• DIRECTION: Put the records from their first line through the line holding "x-tick-label: 75-79 [1548, 527, 1628, 559]", both included, into a JSON list of strings with one string per line and blank lines left out.

_ _ _ _ _

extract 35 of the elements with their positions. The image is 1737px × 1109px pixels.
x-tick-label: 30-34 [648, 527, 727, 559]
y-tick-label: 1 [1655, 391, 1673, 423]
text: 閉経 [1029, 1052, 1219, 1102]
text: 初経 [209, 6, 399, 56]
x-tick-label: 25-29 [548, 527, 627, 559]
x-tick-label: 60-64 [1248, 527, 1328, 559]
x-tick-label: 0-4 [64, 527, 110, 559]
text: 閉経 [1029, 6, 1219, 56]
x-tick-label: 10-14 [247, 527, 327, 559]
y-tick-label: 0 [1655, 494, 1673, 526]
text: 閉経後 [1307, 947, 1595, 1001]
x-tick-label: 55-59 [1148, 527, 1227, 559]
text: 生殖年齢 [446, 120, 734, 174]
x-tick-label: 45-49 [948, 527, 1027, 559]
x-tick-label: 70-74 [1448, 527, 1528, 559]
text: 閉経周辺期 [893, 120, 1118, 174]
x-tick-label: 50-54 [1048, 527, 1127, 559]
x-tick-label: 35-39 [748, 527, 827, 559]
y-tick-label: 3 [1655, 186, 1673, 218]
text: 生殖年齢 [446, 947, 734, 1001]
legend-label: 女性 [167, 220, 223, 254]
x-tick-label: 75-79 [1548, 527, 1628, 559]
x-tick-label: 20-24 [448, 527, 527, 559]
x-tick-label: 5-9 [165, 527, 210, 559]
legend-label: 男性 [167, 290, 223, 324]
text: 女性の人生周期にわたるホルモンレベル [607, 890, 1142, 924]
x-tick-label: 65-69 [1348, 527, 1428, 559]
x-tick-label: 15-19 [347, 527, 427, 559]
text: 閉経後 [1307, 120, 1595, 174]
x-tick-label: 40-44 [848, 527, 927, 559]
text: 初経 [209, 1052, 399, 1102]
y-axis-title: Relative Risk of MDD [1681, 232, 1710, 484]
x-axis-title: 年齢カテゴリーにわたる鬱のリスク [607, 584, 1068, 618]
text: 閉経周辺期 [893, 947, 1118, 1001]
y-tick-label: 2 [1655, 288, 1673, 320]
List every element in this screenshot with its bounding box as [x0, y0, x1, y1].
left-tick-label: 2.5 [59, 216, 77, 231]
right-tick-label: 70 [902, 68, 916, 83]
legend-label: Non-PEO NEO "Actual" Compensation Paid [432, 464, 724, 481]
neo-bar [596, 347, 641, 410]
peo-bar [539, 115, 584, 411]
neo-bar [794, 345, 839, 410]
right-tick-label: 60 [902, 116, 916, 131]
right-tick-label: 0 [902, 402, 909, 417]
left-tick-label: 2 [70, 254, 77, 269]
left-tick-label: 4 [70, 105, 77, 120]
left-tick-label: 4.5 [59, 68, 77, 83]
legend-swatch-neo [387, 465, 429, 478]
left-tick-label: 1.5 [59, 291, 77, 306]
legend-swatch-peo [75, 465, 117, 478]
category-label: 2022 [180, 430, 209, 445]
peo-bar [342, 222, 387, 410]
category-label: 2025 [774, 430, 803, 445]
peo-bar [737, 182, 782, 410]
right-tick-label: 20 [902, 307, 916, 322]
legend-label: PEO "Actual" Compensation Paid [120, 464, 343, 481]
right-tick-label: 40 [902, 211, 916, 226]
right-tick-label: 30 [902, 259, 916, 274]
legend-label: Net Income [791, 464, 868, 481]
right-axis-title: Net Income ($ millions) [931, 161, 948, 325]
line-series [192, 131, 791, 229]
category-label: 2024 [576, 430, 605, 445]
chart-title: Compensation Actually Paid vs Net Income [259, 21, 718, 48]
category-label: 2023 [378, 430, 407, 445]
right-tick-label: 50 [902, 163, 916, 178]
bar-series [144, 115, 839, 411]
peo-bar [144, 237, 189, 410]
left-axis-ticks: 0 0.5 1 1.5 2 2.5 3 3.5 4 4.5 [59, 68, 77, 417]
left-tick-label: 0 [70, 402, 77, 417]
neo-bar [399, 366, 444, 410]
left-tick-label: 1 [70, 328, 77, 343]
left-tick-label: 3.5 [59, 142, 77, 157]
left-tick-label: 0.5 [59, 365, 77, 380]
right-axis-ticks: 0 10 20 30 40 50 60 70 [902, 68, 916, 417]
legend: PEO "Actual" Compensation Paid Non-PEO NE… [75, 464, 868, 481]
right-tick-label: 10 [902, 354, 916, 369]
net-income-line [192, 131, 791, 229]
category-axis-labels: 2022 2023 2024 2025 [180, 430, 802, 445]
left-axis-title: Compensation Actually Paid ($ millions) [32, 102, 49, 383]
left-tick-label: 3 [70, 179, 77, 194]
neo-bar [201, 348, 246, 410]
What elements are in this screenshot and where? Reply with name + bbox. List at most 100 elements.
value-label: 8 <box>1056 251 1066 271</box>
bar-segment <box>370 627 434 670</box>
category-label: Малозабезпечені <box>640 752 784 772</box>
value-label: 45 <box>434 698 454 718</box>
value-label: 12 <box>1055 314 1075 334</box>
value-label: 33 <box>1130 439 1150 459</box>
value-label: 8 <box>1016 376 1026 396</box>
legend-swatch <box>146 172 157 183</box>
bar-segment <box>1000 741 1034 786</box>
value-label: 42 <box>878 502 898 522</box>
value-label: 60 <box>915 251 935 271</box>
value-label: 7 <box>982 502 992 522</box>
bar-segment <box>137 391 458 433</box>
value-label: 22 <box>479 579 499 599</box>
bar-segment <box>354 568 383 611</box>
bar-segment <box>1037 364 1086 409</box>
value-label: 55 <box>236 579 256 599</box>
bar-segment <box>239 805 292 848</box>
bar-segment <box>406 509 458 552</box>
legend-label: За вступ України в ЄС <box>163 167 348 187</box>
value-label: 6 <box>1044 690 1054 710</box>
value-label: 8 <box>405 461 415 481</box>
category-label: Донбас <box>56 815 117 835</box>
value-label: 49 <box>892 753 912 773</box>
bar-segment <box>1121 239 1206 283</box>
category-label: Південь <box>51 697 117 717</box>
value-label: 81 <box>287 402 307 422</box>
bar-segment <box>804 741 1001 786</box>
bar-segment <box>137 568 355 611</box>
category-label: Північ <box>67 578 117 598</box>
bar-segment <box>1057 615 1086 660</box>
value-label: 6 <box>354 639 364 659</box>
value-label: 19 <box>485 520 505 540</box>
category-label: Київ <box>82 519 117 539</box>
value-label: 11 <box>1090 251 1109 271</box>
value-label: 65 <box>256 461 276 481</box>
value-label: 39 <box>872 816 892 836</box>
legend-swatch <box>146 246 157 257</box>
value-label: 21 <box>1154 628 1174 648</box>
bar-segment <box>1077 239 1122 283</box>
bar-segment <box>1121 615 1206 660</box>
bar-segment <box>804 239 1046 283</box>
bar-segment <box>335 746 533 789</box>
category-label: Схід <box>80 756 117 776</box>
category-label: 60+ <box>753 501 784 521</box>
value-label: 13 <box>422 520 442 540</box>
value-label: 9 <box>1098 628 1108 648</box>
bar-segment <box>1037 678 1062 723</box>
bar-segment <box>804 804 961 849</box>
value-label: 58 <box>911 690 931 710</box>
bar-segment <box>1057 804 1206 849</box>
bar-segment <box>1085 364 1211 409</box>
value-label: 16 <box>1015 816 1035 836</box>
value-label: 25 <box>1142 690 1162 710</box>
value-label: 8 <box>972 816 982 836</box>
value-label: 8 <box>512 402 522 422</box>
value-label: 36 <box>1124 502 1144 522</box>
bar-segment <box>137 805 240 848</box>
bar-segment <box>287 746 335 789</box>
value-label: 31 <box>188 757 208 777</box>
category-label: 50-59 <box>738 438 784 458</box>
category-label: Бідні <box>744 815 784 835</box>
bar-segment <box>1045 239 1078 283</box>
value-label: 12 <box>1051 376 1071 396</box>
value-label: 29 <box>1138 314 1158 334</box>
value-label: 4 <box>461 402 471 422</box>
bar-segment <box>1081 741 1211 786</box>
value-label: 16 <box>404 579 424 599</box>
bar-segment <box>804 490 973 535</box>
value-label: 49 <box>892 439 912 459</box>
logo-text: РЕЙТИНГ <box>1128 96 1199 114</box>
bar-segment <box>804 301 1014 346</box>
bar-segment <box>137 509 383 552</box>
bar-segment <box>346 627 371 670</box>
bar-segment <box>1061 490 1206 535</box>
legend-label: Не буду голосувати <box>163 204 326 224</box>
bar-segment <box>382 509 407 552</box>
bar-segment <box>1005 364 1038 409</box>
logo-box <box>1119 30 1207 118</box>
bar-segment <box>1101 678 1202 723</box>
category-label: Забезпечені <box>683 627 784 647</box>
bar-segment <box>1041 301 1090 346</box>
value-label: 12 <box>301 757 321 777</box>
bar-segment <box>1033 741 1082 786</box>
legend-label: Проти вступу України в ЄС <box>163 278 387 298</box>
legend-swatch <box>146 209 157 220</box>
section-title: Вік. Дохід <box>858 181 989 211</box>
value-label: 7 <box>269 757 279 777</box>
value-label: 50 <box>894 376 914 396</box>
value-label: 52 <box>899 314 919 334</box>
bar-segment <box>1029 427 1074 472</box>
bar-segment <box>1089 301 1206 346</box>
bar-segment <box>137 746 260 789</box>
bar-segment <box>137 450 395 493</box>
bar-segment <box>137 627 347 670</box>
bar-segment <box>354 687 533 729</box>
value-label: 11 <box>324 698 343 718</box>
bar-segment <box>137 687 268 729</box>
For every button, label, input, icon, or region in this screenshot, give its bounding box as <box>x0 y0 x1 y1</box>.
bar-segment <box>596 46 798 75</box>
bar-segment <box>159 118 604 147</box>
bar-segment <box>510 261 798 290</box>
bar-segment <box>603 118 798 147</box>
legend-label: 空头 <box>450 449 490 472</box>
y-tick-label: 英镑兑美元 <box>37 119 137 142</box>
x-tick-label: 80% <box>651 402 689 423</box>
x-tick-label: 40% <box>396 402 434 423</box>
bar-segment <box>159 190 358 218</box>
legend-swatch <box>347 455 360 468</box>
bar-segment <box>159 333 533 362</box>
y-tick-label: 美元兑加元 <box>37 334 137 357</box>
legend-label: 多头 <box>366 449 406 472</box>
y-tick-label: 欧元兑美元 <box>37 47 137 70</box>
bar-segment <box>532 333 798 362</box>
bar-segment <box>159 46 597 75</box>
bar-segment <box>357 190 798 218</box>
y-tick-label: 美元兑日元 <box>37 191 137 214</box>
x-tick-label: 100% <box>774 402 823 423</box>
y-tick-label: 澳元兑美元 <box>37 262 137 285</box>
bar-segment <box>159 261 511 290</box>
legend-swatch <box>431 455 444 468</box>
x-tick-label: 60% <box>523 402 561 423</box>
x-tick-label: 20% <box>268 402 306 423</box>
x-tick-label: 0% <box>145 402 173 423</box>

_ _ _ _ _

• OUTPUT FOR THIS TASK:
[
  "extract 35 of the elements with their positions. The image is 1737px × 1109px pixels.",
  "x-tick-label: 30-34 [648, 527, 727, 559]",
  "y-tick-label: 1 [1655, 391, 1673, 423]",
  "text: 閉経 [1029, 1052, 1219, 1102]",
  "text: 初経 [209, 6, 399, 56]",
  "x-tick-label: 25-29 [548, 527, 627, 559]",
  "x-tick-label: 60-64 [1248, 527, 1328, 559]",
  "x-tick-label: 0-4 [64, 527, 110, 559]",
  "text: 閉経 [1029, 6, 1219, 56]",
  "x-tick-label: 10-14 [247, 527, 327, 559]",
  "y-tick-label: 0 [1655, 494, 1673, 526]",
  "text: 閉経後 [1307, 947, 1595, 1001]",
  "x-tick-label: 55-59 [1148, 527, 1227, 559]",
  "text: 生殖年齢 [446, 120, 734, 174]",
  "x-tick-label: 45-49 [948, 527, 1027, 559]",
  "x-tick-label: 70-74 [1448, 527, 1528, 559]",
  "text: 閉経周辺期 [893, 120, 1118, 174]",
  "x-tick-label: 50-54 [1048, 527, 1127, 559]",
  "x-tick-label: 35-39 [748, 527, 827, 559]",
  "y-tick-label: 3 [1655, 186, 1673, 218]",
  "text: 生殖年齢 [446, 947, 734, 1001]",
  "legend-label: 女性 [167, 220, 223, 254]",
  "x-tick-label: 75-79 [1548, 527, 1628, 559]"
]